### TEXTAUSZUG:
****************
Angestellte machen Vorschläge zum Stellenerhalt bei Meyer Burger

(Ausführliche Fassung) - Die Mitarbeitenden des Solarzulieferers Meyer Burger haben im Rahmen der Konsultationsfrist Vorschläge erarbeitet, wie das Unternehmen den drohenden Stellenabbau in Thun zumindest teilweise verhindern könnte. Nun sind Geschäftsleitung und Verwaltungsrat am Zug.
28.11.2017 16:31

Sie werden die von der Mitarbeitervertretung von Meyer Burger in Zusammenarbeit mit dem GAV-Partner "Angestellte Schweiz" erarbeiteten Vorschläge in den nächsten Tagen prüfen. Voraussichtlich in der ersten Hälfte Dezember sollen definitive Entscheide fallen .

Dann sollen auch die Mitarbeitenden und die Öffentlichkeit informiert werden, wie die bernische Volkswirtschaftsdirektion am Dienstag mitteilte.

MÖGLICHST VIELE ARBEITSPLÄTZE ERHALTEN

Das primäre Ziel der im Rahmen der Konsultationsfrist eingereichten Vorschläge ist klar: Am Standort Thun sollen möglichst viele Arbeitsplätze nachhaltig gerettet werden. Kündigungen sollen möglichst vermieden und das Know-how erhalten und gefestigt werden.
****************
[Erfasste Daten]
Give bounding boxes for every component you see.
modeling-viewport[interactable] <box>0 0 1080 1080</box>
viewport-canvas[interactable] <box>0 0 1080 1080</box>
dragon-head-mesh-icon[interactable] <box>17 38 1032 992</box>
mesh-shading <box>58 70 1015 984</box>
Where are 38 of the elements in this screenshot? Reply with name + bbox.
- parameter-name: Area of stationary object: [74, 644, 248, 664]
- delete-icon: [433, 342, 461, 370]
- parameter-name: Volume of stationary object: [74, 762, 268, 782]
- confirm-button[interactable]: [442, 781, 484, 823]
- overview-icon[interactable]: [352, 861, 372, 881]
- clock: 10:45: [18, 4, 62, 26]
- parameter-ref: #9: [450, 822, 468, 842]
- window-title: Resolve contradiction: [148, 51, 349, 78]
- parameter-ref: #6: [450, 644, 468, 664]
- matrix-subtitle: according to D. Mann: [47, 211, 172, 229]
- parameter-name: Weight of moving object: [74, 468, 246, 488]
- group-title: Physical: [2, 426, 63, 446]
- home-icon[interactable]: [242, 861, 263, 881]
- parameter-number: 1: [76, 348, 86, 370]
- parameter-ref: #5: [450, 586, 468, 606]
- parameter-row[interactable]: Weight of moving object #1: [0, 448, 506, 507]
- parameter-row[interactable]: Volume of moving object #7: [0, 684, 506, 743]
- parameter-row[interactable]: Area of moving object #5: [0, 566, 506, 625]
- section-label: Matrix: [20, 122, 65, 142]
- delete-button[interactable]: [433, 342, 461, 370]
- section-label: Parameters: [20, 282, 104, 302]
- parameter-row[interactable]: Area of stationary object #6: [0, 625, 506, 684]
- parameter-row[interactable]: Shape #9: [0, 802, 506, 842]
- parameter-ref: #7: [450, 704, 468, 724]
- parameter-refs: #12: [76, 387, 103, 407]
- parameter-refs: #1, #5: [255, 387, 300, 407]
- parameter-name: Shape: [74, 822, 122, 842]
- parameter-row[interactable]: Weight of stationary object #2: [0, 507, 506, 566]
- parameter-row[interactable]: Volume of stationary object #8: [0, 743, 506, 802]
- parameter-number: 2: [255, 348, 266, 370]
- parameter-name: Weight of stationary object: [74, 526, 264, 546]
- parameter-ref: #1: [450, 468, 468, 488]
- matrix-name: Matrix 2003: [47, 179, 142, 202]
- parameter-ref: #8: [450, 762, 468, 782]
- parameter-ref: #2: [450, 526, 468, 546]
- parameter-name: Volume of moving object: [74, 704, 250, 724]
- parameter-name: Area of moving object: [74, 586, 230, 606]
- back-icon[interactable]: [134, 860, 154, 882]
****************
### ZU ERLEDIGENDE AUFGABE:
Fahren Sie mit dem Textauszug über die Vorschläge der Angestellten von Meyer Burger zum Stellenerhalt fort, und zwar im Anschluss an seinen letzten Satz. Die Datensätze werden hierfür nicht benötigt.

### LÖSUNG DER AUFGABE:
Die Angestellten, namentlich solche ab einem Alter von 45 Jahren, sollen bei der Aus- und Weiterbildung unterstützt werden. Mitarbeitende im Alter von 58 Jahren oder jünger sollen Frühpensionierungsangebote erhalten.

Darüber hinaus wurden auch die Eckwerte für sozialverträgliche Massnahmen im Falle von Entlassungen erarbeitet, wie "Angestellte Schweiz" am Dienstag mitteilte.

Anfang November gab das Meyer Burger Management bekannt, die Produktion in der Schweiz zu schliessen und Teile davon nach China zu verlegen. Am Hauptsitz des Solarzulieferers in Thun sind 180 Stellen bedroht. In Thun bleiben sollen unter anderem Forschung, Entwicklung, Verkauf und Marketing.

Im Zusammenhang mit den voraussichtlichen Massenentlassungen in Thun haben Vertreter der Geschäftsleitung, der Mitarbeitenden, der Sozialpartner, die Stadt Thun und das Berner Wirtschaftsamt Beco eine Informationsplattform ins Leben gerufen. Die Plattform hat sich bisher zweimal zum Informationsaustausch getroffen. Ein drittes Treffen soll im Januar stattfinden.

DUNKLE WOLKEN

Die drohende Massenentlassung in Thun kommt nicht ganz unerwartet. Meyer Burger gehört in der Region zu den fünf grössten Arbeitgebern. Der Solarzulieferer erlebte allerdings in den vergangenen Jahren nicht nur eitel Sonnenschein und steckte in den roten Zahlen fest.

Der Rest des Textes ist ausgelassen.